[BEGIN Supplied material]

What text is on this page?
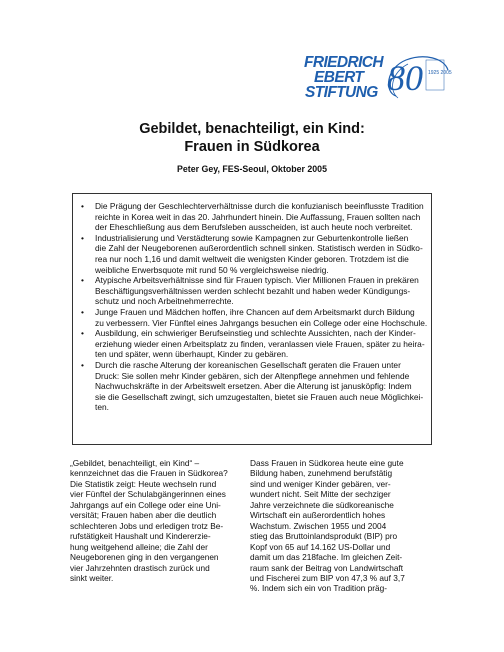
FRIEDRICH
EBERT
STIFTUNG 80 1925 2005
Gebildet, benachteiligt, ein Kind:
Frauen in Südkorea

Peter Gey, FES-Seoul, Oktober 2005

• Die Prägung der Geschlechterverhältnisse durch die konfuzianisch beeinflusste Tradition
reichte in Korea weit in das 20. Jahrhundert hinein. Die Auffassung, Frauen sollten nach
der Eheschließung aus dem Berufsleben ausscheiden, ist auch heute noch verbreitet.
• Industrialisierung und Verstädterung sowie Kampagnen zur Geburtenkontrolle ließen
die Zahl der Neugeborenen außerordentlich schnell sinken. Statistisch werden in Südko-
rea nur noch 1,16 und damit weltweit die wenigsten Kinder geboren. Trotzdem ist die
weibliche Erwerbsquote mit rund 50 % vergleichsweise niedrig.
• Atypische Arbeitsverhältnisse sind für Frauen typisch. Vier Millionen Frauen in prekären
Beschäftigungsverhältnissen werden schlecht bezahlt und haben weder Kündigungs-
schutz und noch Arbeitnehmerrechte.
• Junge Frauen und Mädchen hoffen, ihre Chancen auf dem Arbeitsmarkt durch Bildung
zu verbessern. Vier Fünftel eines Jahrgangs besuchen ein College oder eine Hochschule.
• Ausbildung, ein schwieriger Berufseinstieg und schlechte Aussichten, nach der Kinder-
erziehung wieder einen Arbeitsplatz zu finden, veranlassen viele Frauen, später zu heira-
ten und später, wenn überhaupt, Kinder zu gebären.
• Durch die rasche Alterung der koreanischen Gesellschaft geraten die Frauen unter
Druck: Sie sollen mehr Kinder gebären, sich der Altenpflege annehmen und fehlende
Nachwuchskräfte in der Arbeitswelt ersetzen. Aber die Alterung ist janusköpfig: Indem
sie die Gesellschaft zwingt, sich umzugestalten, bietet sie Frauen auch neue Möglichkei-
ten.
„Gebildet, benachteiligt, ein Kind“ –
kennzeichnet das die Frauen in Südkorea?
Die Statistik zeigt: Heute wechseln rund
vier Fünftel der Schulabgängerinnen eines
Jahrgangs auf ein College oder eine Uni-
versität; Frauen haben aber die deutlich
schlechteren Jobs und erledigen trotz Be-
rufstätigkeit Haushalt und Kindererzie-
hung weitgehend alleine; die Zahl der
Neugeborenen ging in den vergangenen
vier Jahrzehnten drastisch zurück und
sinkt weiter.
Dass Frauen in Südkorea heute eine gute
Bildung haben, zunehmend berufstätig
sind und weniger Kinder gebären, ver-
wundert nicht. Seit Mitte der sechziger
Jahre verzeichnete die südkoreanische
Wirtschaft ein außerordentlich hohes
Wachstum. Zwischen 1955 und 2004
stieg das Bruttoinlandsprodukt (BIP) pro
Kopf von 65 auf 14.162 US-Dollar und
damit um das 218fache. Im gleichen Zeit-
raum sank der Beitrag von Landwirtschaft
und Fischerei zum BIP von 47,3 % auf 3,7
%. Indem sich ein von Tradition präg-
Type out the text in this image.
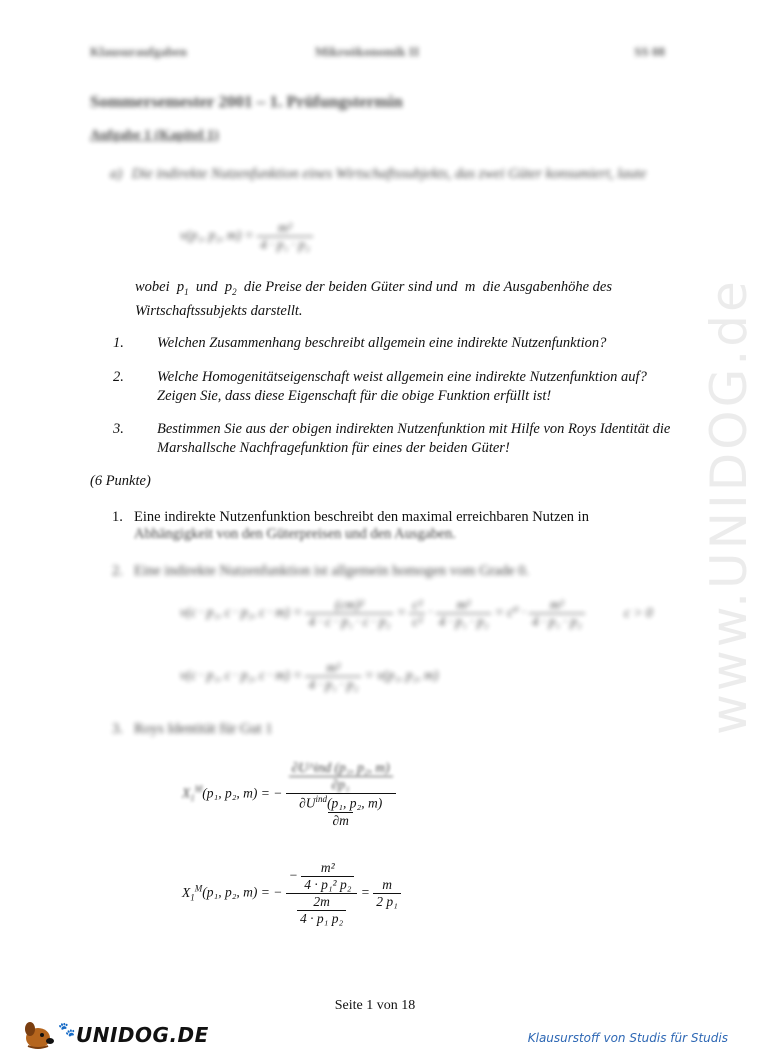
www.UNIDOG.de
Klausuraufgaben	Mikroökonomik II	SS 08
Sommersemester 2001 – 1. Prüfungstermin
Aufgabe 1 (Kapitel 1)
a) Die indirekte Nutzenfunktion eines Wirtschaftssubjekts, das zwei Güter konsumiert, laute
v(p₁, p₂, $m) = \frac{\text{m²}}{\text{4 · p₁ · p₂}}$
wobei  $p_1$ und  $p_2$ die Preise der beiden Güter sind und  m  die Ausgabenhöhe des
Wirtschaftssubjekts darstellt.
1. Welchen Zusammenhang beschreibt allgemein eine indirekte Nutzenfunktion?
2. Welche Homogenitätseigenschaft weist allgemein eine indirekte Nutzenfunktion auf? Zeigen Sie, dass diese Eigenschaft für die obige Funktion erfüllt ist!
3. Bestimmen Sie aus der obigen indirekten Nutzenfunktion mit Hilfe von Roys Identität die Marshallsche Nachfragefunktion für eines der beiden Güter!
(6 Punkte)
1. Eine indirekte Nutzenfunktion beschreibt den maximal erreichbaren Nutzen in
Abhängigkeit von den Güterpreisen und den Ausgaben.
2. Eine indirekte Nutzenfunktion ist allgemein homogen vom Grade 0.
v(c · p₁, c · p₂, $c \cdot m) = \frac{\text{(cm)²}}{\text{4 · c · p₁ · c · p₂}} = \frac{\text{c²}}{\text{c²}} \cdot \frac{\text{m²}}{\text{4 · p₁ · p₂}} = c^0 \cdot \frac{\text{m²}}{\text{4 · p₁ · p₂}}$	c > 0
v(c · p₁, c · p₂, $c \cdot m) = \frac{\text{m²}}{\text{4 · p₁ · p₂}} = v(p_1$, p₂, m)
3. Roys Identität für Gut 1
$X_1^M(p_1$, p₂, m) = − $\frac{\text{∂U\textasciicircum{}ind (p₁, p₂, m)}}{\text{∂p₁}}$
$\partial U^{ind}(p_1$, p₂, m)
∂m
$X_1^M(p_1$, p₂, m) = − $\frac{- \frac{\text{m²}}{\text{4 · p₁² p₂}}}{\frac{2m}{\text{4 · p₁ p₂}}} = \frac{m}{\text{2 p₁}}$
Seite 1 von 18
🐾 UNIDOG.DE	Klausurstoff von Studis für Studis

[END Supplied material]

◆ **Task statement**: Select all lines with the word "College" from the entries above.

◆ **Output for this task**:
zu verbessern. Vier Fünftel eines Jahrgangs besuchen ein College oder eine Hochschule.
Jahrgangs auf ein College oder eine Uni-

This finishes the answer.